▶ [TO DO]:
Write out the complete material exactly as it stands.

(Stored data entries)

* start *

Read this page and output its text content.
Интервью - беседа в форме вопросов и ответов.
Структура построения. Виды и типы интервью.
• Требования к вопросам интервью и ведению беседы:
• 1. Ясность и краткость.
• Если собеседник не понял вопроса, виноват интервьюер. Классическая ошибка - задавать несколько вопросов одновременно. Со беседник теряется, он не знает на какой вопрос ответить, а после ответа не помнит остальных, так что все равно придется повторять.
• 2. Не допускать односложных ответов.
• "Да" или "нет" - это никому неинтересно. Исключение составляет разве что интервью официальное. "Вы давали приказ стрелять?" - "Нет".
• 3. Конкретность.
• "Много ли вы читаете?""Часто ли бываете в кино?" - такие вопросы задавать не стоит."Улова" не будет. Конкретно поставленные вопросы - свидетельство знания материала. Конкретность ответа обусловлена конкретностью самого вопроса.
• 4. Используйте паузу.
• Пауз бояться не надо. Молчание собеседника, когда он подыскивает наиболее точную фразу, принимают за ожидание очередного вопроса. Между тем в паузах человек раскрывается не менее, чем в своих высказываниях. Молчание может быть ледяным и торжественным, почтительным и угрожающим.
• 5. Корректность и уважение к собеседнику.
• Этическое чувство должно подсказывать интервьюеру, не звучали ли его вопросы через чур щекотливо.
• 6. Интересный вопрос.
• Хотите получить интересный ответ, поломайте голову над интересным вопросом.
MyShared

* end *

▶ [TASK RESPONSE]:
Read this page and output its text content.
Интервью - беседа в форме вопросов и ответов.
Структура построения. Виды и типы интервью.
• Требования к вопросам интервью и ведению беседы:
• 1. Ясность и краткость.
• Если собеседник не понял вопроса, виноват интервьюер. Классическая ошибка - задавать несколько вопросов одновременно. Со беседник теряется, он не знает на какой вопрос ответить, а после ответа не помнит остальных, так что все равно придется повторять.
• 2. Не допускать односложных ответов.
• "Да" или "нет" - это никому неинтересно. Исключение составляет разве что интервью официальное. "Вы давали приказ стрелять?" - "Нет".
• 3. Конкретность.
• "Много ли вы читаете?""Часто ли бываете в кино?" - такие вопросы задавать не стоит."Улова" не будет. Конкретно поставленные вопросы - свидетельство знания материала. Конкретность ответа обусловлена конкретностью самого вопроса.
• 4. Используйте паузу.
• Пауз бояться не надо. Молчание собеседника, когда он подыскивает наиболее точную фразу, принимают за ожидание очередного вопроса. Между тем в паузах человек раскрывается не менее, чем в своих высказываниях. Молчание может быть ледяным и торжественным, почтительным и угрожающим.
• 5. Корректность и уважение к собеседнику.
• Этическое чувство должно подсказывать интервьюеру, не звучали ли его вопросы через чур щекотливо.
• 6. Интересный вопрос.
• Хотите получить интересный ответ, поломайте голову над интересным вопросом.
MyShared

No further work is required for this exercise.